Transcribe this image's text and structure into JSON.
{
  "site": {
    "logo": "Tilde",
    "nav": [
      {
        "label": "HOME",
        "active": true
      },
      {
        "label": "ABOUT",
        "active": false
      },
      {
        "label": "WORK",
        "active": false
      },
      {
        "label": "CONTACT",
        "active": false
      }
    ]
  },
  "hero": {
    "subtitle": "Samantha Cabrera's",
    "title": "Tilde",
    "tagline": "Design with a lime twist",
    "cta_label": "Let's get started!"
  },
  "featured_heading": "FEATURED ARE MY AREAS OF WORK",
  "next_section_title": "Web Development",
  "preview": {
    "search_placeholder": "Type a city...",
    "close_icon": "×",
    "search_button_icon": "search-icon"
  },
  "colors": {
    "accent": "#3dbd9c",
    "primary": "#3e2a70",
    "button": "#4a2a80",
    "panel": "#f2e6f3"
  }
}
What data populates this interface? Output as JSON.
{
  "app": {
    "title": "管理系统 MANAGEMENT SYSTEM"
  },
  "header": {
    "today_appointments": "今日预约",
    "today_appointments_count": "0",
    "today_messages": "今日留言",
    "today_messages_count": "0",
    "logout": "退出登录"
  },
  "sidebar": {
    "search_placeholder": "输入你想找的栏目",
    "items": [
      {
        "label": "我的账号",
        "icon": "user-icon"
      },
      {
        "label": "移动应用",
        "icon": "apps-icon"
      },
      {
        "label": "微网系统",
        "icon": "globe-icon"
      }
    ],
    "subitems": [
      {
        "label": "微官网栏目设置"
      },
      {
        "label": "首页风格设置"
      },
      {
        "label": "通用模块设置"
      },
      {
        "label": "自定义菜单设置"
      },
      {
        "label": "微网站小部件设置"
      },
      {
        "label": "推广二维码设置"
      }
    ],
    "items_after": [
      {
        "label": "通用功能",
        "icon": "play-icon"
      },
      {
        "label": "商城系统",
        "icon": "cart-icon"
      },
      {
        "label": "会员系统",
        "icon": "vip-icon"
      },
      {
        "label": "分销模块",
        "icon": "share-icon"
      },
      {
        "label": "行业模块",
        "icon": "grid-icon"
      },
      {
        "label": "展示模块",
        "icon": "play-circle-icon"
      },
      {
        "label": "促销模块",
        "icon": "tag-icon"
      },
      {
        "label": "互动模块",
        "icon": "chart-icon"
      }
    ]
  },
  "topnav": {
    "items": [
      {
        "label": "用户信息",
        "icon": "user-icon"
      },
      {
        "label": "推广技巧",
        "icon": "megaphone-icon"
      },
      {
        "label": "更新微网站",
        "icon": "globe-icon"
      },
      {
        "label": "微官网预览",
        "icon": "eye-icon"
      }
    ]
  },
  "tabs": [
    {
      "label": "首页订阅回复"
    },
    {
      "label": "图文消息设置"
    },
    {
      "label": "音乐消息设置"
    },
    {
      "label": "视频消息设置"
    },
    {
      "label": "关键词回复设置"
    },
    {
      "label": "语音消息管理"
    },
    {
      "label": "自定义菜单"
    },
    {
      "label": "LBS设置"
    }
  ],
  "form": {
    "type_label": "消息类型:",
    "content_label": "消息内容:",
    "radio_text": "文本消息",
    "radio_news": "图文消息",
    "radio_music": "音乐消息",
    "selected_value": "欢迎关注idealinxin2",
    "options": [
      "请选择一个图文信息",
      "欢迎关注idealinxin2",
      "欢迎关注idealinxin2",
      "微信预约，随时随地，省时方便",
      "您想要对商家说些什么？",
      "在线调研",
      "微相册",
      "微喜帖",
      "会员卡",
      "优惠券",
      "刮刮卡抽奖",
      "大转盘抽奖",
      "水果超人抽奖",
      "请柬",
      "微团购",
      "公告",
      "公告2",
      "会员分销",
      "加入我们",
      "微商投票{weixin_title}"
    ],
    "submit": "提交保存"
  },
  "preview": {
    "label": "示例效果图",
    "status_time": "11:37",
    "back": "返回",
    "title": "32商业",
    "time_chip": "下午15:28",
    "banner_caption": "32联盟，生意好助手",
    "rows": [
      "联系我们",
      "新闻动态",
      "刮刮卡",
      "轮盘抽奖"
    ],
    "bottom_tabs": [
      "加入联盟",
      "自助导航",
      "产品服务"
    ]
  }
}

- STATED GOAL -
Copy out each line in the preceding records that contains "WORK".

- PROBLEM SOLUTION -
        "label": "WORK",
  "featured_heading": "FEATURED ARE MY AREAS OF WORK",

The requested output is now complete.